Consigne. Poursuivez l'extrait sur l'imprimerie et le numérique en reprenant juste après sa dernière phrase.

Extrait choisi.
..............................
Qui s'insurgerait contre l'imprimerie, qui pourrait s'en plaindre? Il est pourtant rapidement question d'interdiction, de censure. Le pouvoir pontifical comprend parfaitement les enjeux et le pape Innocent VIII écrivit en 1487: ainsi l'imprimerie se présente comme une invention très profitable quand elle facilite la diffusion des livres utiles et approuvés. Elle serait au contraire très condamnable si l'on employait cette technique d'une façon perverse pour répandre partout des écrits pernicieux. Nous interdisons donc.... Mais comme il n'est pas possible d'arrêter un fleuve, l'imprimerie se diffuse rapidement en Europe permettant d'accroître le nombre de livres vendus, en 1500 déjà 20 millions d'ouvrages ont été imprimés et quelques 30 000 moines copistes sont licenciés économiques. Les nouvelles élites sous l'influence de l'humanisme se constituent de vastes bibliothèques, changement d'échelle, deux siècles plus tôt la bibliothèque de Cluny possédait 570 volumes, celle de Clairvaux 350. De grands esprits se rendent compte que l'immensité de ces bibliothèques et donc l'immensité du savoir n'est plus accessible par un seul homme, une vie ne peut y suffire. Trop d'information tue l'information? Le grand Leibniz, mathématicien, philosophe, bibliothécaire à Hanovre, déclara vers 1700 que ces bibliothèques pouvaient conduire l'humanité à un nouvel état de barbarie par amoncellement plutôt que par absence du savoir. Oui, un nouvel état de barbarie, pas moins. Etrangement c'est un siècle plus tôt que d'autres esprits comme Montaigne comprirent la véritable mutation, il ne s'agit plus d'apprendre par cœur mais il s'agit de savoir où est le livre. Plutôt une tête bien faite que bien pleine...
Les conséquences furent incalculables et le terme de re-naissance est suffisamment explicite. La préservation du savoir en premier lieu, plusieurs incendies délibérés détruisirent la grande bibliothèque d'Alexandrie et ses dizaines de milliers de documents souvent en un seul exemplaire, perte irréparable pour l'humanité. La diffusion d'un ouvrage comme celui de Nicolas Copernic, Des révolutions des sphères célestes, bouleversera non seulement le monde scientifique, mais modifiera les réflexions sur la place de l'homme dans l'Univers. Les poètes de la Pléiade s'émanciperont du latin pour créer le français moderne dont ils seront à l'origine de nombreux néologismes. Les sciences descriptives firent des progrès époustouflants comme l'anatomie avec le traité de Vésale (7 volumes de 700 pages) ou la géographie avec les atlas de Mercator. Erasme au début du XVIème sècle souhaite la bible en langue vernaculaire, il fut entendu par Luther qui en fit une traduction en allemand, eu un impact culturel primordial puis édita Le petit catéchisme à l'usage du peuple. La Réforme n'est-elle pas fille de l'imprimerie?
Aujourd'hui le numérique
Quasi deux milliards d'êtres humains connectés à Internet, si l'on excepte les très jeunes et les vieillards presque un humain sur deux sont sur cette toile qui nous donne accès à tous les savoirs du monde. Mais bien sûr mon fils plutôt que de pianoter sur ton ordi tu ferais mieux de retourner à tes livres!!
..............................
Données disponibles.
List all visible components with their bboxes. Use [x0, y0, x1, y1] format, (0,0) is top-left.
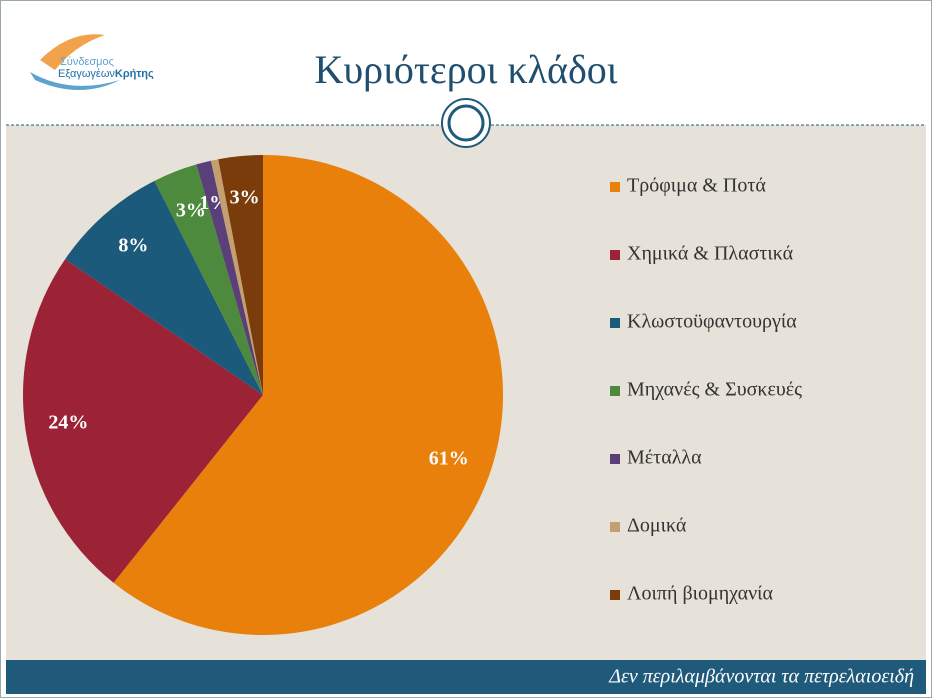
..............................
Production attendue.
Oui il y a perte de la mémoire et ce depuis longtemps. Qui est capable de réciter comme les aèdes grecs les 5 000 vers de l'Illiade et l'Odyssée voire les 24 000 de ceux du Ramayana? La totalité du savoir accumulé est sans commune mesure avec nos possibilités mémorielles, devons-nous continuer à faire comme au temps où ce savoir était inaccessible, quand il nous fallait apprendre par cœur comme les étudiants d'Albert le Grand au XIIIème siècle à la Sorbonne? L'Internet n'est pas la poubelle informationnelle que certains voudraient qu'il soit mais certainement davantage la grande bibliothèque universelle qui fit rêver les encyclopédistes, Diderot aujourd'hui aurait probablement inventé le Wiki. L'Internet haut lieu de dépravation de notre jeunesse, la porte de l'enfer? Mais le sexe et l'érotisme accompagnent la naissance de la littérature, du Cantique des Cantiques au Kâmasûtra, le Banquet de Platon, l'Art d'aimer d'Ovide ou le Satyricon, les poèmes de Sappho. Madame Bovary de Flaubert a été condamné pour outrage à la morale publique et aux bonnes mœurs, Zola pour Thérèse Raquin a été traité de littérature putride, de pornographe par toute la critique unanime assassinant au passage la peinture de Courbet (*).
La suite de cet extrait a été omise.